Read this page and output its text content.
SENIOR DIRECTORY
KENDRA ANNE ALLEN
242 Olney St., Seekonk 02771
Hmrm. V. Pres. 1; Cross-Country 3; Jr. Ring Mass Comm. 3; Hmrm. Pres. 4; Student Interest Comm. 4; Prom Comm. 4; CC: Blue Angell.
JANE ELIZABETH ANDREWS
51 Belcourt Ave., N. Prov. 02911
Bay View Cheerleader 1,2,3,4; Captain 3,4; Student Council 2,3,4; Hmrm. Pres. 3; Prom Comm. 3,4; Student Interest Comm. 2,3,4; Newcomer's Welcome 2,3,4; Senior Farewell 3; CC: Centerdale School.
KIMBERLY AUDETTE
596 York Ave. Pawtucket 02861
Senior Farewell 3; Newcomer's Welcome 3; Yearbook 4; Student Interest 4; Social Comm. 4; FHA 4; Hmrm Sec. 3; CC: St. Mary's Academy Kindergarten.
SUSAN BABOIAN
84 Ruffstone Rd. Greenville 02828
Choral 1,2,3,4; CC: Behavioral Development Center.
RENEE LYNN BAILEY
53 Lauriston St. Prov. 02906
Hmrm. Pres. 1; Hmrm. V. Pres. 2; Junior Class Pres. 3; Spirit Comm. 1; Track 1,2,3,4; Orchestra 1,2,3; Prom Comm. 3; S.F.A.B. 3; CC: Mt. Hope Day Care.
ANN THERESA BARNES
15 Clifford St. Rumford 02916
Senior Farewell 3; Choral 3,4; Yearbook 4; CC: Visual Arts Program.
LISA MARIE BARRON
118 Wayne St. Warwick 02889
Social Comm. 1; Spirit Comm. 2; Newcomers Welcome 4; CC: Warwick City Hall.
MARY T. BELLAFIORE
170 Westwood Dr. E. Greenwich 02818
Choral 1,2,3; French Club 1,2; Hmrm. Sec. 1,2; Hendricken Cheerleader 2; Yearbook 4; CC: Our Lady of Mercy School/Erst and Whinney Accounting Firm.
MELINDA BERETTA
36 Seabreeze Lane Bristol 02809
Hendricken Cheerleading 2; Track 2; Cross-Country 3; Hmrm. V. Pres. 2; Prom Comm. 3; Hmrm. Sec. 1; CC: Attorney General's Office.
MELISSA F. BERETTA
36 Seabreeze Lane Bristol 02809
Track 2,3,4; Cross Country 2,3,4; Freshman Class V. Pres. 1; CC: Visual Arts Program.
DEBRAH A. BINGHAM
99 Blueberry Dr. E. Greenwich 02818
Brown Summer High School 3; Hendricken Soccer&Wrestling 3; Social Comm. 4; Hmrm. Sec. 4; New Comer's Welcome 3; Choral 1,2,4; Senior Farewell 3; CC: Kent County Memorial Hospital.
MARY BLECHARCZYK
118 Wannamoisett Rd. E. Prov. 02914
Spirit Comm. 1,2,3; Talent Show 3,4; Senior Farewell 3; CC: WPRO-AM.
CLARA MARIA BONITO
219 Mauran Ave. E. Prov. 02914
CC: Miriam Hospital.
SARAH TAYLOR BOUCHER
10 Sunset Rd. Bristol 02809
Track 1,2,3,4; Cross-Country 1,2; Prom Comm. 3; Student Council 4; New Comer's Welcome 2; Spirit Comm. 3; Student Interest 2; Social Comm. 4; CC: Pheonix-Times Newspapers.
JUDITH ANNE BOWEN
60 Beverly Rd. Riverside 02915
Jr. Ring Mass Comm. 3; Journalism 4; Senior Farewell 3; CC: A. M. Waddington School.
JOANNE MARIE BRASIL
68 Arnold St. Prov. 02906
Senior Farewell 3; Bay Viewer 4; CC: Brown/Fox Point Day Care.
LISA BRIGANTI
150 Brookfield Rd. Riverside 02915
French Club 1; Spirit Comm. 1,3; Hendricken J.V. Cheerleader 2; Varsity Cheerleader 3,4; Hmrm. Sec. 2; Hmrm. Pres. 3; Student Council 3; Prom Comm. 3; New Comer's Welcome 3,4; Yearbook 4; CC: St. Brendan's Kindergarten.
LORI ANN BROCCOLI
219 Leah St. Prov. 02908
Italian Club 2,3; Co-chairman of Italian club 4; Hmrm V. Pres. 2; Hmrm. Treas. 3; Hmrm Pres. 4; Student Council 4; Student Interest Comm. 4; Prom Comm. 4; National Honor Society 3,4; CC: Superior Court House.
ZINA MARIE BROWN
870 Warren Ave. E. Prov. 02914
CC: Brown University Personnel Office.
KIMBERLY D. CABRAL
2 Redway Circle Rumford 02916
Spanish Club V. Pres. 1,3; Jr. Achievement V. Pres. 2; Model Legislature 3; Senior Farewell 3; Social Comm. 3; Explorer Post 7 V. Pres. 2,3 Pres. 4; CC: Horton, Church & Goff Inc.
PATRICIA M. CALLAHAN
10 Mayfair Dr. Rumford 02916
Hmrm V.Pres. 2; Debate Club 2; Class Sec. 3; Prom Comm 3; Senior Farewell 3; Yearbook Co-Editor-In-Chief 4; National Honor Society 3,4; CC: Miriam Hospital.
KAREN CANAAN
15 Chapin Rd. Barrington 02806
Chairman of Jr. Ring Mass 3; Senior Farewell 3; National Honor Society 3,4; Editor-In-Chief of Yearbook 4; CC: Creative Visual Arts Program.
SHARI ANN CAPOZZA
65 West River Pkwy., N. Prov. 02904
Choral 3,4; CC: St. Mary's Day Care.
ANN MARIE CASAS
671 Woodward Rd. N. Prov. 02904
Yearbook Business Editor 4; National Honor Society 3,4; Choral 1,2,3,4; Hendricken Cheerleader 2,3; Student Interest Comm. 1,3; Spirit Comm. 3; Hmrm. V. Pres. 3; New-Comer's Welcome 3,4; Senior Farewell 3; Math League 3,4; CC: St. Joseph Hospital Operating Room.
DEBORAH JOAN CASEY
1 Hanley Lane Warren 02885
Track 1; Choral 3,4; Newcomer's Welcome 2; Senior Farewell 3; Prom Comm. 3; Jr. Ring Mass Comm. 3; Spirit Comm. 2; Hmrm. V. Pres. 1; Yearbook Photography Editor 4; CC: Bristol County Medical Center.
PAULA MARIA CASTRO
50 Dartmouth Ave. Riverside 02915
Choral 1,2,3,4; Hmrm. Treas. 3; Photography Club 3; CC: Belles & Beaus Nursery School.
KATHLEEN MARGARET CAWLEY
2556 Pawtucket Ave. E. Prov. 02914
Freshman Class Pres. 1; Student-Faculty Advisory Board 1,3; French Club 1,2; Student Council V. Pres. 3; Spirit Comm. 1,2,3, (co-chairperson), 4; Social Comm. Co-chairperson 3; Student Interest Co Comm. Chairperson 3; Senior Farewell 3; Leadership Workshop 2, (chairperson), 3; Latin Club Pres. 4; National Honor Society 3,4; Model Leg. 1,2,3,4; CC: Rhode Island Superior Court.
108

**STATED EXERCISE**
Note each line of the entries that has "Miriam" in it, and copy those lines.

**WORKED SOLUTION**
CC: Miriam Hospital.
Hmrm V.Pres. 2; Debate Club 2; Class Sec. 3; Prom Comm 3; Senior Farewell 3; Yearbook Co-Editor-In-Chief 4; National Honor Society 3,4; CC: Miriam Hospital.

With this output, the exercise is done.